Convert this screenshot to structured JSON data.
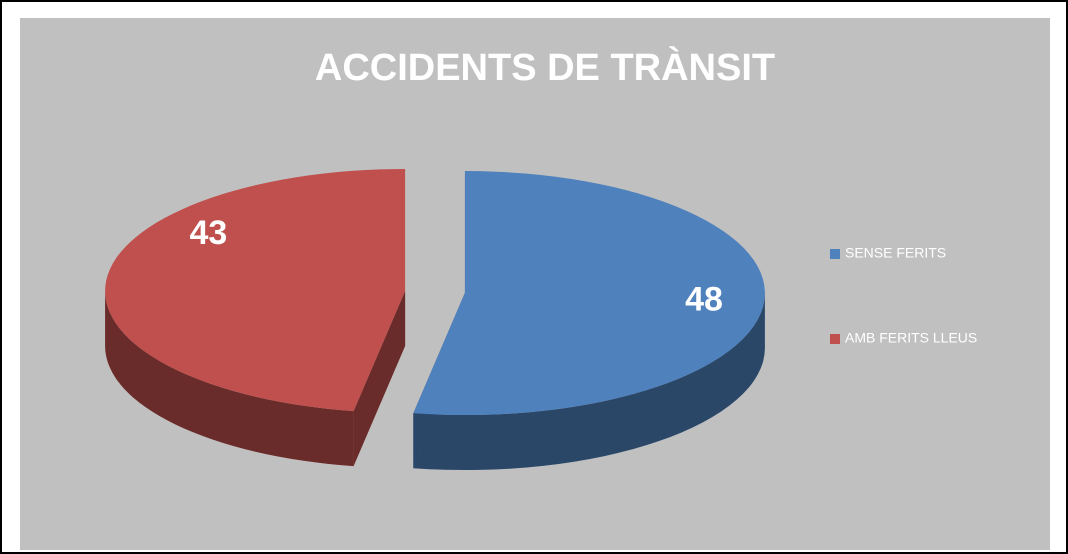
{
  "chart_data": {
    "type": "pie3d",
    "title": "ACCIDENTS DE TRÀNSIT",
    "categories": [
      "SENSE FERITS",
      "AMB FERITS LLEUS"
    ],
    "values": [
      48,
      43
    ],
    "colors": [
      "#4f81bd",
      "#c0504d"
    ],
    "legend": "right"
  }
}
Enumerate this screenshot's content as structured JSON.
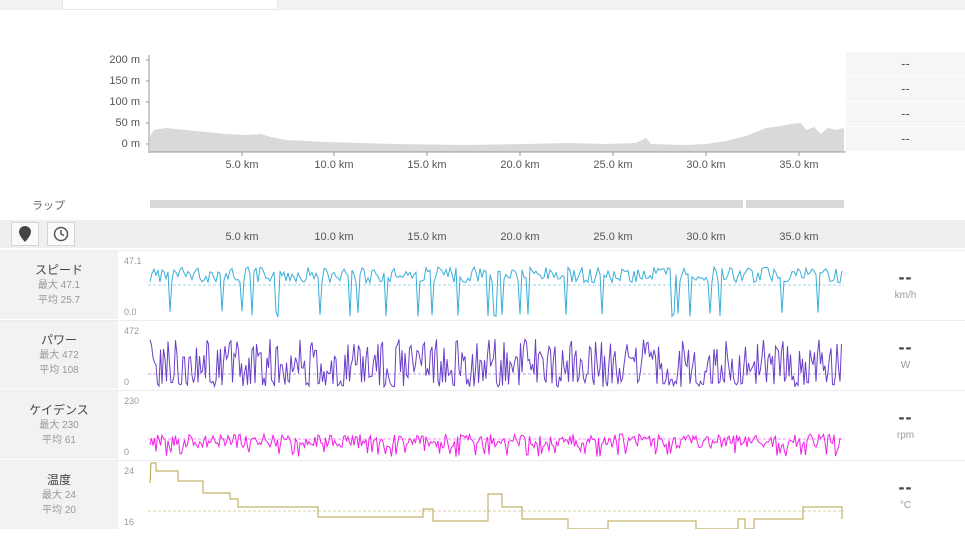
____
(EXERCISE DIRECTIONS): Images in the data above are to be skipped. Retype all other material exactly.

(EXERCISE SOLUTION):
Convert this screenshot to structured JSON data.
{
  "chart_data": {
    "type": "pie3d",
    "title": "ACCIDENTS DE TRÀNSIT",
    "categories": [
      "SENSE FERITS",
      "AMB FERITS LLEUS"
    ],
    "values": [
      48,
      43
    ],
    "colors": [
      "#4f81bd",
      "#c0504d"
    ],
    "legend": "right"
  }
}
Enumerate this screenshot's content as structured JSON.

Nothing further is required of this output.